Items listed in a dataset:

_ _ _ _ _ _ _

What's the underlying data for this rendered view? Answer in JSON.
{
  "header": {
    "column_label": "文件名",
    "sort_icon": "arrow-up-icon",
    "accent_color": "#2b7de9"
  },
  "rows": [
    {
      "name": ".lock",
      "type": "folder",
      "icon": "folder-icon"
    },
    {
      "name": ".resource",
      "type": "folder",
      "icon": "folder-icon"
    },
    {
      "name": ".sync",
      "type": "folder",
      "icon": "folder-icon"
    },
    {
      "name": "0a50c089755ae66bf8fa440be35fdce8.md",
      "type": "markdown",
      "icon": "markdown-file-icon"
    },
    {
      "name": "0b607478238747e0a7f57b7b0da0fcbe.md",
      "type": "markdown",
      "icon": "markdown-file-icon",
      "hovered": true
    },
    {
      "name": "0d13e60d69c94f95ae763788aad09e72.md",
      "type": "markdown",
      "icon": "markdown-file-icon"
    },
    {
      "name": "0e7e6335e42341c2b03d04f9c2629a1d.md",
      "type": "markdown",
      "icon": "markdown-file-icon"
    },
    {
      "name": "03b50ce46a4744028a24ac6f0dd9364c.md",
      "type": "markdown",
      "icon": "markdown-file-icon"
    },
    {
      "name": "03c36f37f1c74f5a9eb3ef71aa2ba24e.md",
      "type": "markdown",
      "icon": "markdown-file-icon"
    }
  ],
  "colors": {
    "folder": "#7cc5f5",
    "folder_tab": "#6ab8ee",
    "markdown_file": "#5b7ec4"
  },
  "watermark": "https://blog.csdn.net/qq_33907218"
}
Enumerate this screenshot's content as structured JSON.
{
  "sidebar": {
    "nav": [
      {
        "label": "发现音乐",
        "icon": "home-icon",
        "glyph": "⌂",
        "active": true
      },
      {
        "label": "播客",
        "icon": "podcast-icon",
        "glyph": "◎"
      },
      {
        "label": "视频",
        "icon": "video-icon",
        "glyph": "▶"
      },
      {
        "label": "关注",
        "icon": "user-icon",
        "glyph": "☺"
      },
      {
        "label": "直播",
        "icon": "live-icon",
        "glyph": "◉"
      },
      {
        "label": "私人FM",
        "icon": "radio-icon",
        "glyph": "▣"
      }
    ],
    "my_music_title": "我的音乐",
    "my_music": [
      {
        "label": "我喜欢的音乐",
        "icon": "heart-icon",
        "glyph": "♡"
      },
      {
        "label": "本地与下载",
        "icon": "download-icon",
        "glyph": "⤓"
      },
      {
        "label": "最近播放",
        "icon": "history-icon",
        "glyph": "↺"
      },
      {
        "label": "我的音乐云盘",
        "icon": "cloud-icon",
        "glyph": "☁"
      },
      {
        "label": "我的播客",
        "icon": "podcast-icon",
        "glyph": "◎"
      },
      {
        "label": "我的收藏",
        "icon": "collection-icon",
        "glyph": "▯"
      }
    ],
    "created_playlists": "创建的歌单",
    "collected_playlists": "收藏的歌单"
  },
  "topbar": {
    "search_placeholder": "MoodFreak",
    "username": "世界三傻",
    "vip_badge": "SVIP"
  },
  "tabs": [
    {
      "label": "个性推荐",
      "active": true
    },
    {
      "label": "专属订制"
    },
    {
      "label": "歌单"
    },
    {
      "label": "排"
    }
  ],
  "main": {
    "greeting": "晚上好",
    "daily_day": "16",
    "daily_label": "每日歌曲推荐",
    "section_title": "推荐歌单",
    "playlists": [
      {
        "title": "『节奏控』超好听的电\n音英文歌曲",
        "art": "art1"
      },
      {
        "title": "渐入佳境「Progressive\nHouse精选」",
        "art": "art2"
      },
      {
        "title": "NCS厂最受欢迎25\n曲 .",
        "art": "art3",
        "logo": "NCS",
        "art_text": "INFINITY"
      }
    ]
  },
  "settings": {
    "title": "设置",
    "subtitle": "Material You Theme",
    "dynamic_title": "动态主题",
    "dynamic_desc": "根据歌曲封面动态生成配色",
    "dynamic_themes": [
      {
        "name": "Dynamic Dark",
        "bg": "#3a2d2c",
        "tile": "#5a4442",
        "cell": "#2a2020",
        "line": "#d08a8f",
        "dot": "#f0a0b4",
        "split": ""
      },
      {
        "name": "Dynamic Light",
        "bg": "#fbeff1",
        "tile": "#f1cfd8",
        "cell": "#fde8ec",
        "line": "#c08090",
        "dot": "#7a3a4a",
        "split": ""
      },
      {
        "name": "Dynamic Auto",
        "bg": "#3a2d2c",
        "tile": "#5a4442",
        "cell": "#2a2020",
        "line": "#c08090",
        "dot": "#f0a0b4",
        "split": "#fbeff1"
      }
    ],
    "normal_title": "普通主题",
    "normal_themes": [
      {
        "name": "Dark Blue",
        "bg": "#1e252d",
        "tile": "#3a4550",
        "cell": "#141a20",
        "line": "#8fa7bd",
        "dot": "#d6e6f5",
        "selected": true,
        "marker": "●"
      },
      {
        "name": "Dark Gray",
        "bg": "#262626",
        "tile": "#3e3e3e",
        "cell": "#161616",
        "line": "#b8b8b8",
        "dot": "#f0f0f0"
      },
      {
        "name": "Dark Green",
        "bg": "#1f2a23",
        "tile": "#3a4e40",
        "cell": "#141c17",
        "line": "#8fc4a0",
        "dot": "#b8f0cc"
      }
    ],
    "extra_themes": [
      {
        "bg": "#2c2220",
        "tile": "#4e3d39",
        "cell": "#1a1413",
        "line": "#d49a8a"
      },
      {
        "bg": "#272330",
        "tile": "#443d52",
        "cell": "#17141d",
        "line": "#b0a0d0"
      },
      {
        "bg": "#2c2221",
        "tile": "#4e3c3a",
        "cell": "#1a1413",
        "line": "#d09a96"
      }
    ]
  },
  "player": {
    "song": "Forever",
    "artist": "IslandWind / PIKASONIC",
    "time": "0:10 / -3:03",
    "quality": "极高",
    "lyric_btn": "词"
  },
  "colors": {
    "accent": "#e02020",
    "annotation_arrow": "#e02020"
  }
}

_ _ _ _ _ _ _

*WORK REQUIRED:* Say how many lines of the data include the string "glyph". Nothing other than the number should be given.

*OUTPUT:* 12